(Figure content listings)
————————
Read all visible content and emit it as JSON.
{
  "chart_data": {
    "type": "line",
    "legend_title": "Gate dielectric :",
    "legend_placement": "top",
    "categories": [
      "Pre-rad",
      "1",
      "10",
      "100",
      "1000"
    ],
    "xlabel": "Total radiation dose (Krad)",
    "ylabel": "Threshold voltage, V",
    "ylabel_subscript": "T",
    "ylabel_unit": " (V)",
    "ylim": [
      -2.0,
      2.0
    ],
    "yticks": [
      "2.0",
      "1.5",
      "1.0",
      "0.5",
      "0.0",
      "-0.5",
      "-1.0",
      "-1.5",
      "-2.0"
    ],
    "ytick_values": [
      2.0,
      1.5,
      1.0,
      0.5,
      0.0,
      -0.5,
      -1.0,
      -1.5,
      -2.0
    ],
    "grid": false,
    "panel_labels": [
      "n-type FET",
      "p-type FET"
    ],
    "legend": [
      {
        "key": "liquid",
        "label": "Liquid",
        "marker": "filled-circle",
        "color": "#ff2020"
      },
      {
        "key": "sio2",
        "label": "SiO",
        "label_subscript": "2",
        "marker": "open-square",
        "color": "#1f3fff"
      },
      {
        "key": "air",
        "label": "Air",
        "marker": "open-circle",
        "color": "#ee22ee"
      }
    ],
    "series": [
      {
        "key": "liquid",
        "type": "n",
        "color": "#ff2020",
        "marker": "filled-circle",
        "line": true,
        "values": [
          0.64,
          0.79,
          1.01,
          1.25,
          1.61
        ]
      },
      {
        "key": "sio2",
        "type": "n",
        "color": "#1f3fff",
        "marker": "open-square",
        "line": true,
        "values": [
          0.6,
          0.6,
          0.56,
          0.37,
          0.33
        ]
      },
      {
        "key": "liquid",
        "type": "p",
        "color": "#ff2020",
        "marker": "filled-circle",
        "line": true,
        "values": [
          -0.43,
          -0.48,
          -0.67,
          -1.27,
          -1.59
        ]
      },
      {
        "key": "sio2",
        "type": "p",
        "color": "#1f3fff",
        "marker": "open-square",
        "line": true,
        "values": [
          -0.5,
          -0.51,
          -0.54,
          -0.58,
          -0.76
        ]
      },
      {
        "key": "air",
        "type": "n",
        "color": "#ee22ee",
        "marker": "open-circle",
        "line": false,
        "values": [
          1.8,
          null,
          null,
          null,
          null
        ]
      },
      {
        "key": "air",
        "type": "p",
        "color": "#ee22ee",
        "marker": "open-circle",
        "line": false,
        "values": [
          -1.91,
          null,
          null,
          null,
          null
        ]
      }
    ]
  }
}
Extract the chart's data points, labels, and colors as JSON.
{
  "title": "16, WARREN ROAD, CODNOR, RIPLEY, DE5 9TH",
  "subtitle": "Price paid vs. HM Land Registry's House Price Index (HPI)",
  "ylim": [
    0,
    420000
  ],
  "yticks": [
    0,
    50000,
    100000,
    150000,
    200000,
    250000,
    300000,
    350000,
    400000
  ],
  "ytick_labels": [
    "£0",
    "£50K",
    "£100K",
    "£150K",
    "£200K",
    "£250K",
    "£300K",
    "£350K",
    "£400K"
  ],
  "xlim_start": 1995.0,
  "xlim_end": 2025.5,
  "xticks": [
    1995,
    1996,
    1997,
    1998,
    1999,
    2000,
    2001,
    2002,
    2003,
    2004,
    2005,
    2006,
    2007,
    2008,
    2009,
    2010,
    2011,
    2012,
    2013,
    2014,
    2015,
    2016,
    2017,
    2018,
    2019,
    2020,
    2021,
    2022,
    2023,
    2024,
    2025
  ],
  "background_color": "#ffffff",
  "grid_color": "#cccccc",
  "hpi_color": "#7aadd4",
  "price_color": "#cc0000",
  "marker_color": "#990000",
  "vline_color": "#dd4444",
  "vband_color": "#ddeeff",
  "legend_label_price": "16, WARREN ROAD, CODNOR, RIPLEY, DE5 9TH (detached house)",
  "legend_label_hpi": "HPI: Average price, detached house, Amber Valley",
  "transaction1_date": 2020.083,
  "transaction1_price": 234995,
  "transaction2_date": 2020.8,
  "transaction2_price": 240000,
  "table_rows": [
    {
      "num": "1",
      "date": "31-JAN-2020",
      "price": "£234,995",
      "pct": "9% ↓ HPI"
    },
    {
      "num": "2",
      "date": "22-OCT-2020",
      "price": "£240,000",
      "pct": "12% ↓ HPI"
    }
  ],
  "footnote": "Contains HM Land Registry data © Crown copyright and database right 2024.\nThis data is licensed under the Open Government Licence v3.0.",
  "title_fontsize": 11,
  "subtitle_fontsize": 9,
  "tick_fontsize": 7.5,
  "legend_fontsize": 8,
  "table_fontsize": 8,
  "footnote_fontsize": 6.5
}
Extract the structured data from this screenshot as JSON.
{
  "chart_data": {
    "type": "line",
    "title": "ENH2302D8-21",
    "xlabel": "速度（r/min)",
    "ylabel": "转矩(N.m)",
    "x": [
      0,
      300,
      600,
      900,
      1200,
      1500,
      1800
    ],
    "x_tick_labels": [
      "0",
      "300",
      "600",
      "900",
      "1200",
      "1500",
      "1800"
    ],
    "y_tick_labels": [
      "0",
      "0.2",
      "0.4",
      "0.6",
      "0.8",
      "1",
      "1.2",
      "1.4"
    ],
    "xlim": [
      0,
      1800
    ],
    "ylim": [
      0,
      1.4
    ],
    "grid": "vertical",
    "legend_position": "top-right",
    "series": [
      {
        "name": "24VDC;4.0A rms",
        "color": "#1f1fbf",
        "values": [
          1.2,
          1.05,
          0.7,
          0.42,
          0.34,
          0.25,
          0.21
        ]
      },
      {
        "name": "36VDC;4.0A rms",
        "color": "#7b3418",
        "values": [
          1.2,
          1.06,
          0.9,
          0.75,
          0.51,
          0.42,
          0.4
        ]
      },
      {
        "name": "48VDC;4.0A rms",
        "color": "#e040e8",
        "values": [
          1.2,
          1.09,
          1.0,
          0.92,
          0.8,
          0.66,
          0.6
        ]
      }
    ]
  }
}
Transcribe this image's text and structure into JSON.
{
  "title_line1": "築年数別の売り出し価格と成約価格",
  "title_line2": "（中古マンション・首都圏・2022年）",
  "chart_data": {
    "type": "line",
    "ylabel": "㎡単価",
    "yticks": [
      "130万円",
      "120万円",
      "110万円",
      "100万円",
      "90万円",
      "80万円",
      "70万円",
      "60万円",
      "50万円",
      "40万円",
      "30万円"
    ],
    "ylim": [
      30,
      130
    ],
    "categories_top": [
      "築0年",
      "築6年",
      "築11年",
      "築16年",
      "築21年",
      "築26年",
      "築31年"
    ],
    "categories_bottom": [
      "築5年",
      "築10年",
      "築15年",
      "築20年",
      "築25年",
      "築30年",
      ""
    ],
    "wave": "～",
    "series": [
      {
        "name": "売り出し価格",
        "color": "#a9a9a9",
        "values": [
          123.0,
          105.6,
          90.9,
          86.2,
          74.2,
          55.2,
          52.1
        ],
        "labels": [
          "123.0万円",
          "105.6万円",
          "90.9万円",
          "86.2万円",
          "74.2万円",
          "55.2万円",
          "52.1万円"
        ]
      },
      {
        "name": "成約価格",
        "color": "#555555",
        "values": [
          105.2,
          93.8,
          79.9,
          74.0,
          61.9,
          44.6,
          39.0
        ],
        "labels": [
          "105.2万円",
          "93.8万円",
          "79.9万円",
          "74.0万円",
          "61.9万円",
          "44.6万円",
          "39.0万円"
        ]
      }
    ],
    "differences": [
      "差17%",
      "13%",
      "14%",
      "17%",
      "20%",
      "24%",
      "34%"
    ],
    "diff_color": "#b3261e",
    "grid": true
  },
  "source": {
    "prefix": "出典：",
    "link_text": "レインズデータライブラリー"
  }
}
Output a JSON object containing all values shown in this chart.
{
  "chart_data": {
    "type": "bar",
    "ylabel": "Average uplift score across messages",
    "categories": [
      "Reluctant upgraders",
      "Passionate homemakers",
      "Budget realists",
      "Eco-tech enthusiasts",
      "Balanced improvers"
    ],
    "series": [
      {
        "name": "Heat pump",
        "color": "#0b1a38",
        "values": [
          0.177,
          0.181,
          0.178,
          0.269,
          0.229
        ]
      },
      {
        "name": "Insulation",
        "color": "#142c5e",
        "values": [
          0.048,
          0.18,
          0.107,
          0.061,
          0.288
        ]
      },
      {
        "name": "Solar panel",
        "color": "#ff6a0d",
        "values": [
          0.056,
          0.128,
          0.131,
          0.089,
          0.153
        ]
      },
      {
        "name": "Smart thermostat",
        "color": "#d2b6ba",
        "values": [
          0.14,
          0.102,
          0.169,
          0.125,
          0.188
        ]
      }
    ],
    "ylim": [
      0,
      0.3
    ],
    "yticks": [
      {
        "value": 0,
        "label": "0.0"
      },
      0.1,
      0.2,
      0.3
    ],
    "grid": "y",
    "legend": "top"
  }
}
————————
* **What to produce**
Copy, from the material above, each line in which the string "JSON" occurs.

* **Exercise answer**
Read all visible content and emit it as JSON.
Extract the chart's data points, labels, and colors as JSON.
Extract the structured data from this screenshot as JSON.
Transcribe this image's text and structure into JSON.
Output a JSON object containing all values shown in this chart.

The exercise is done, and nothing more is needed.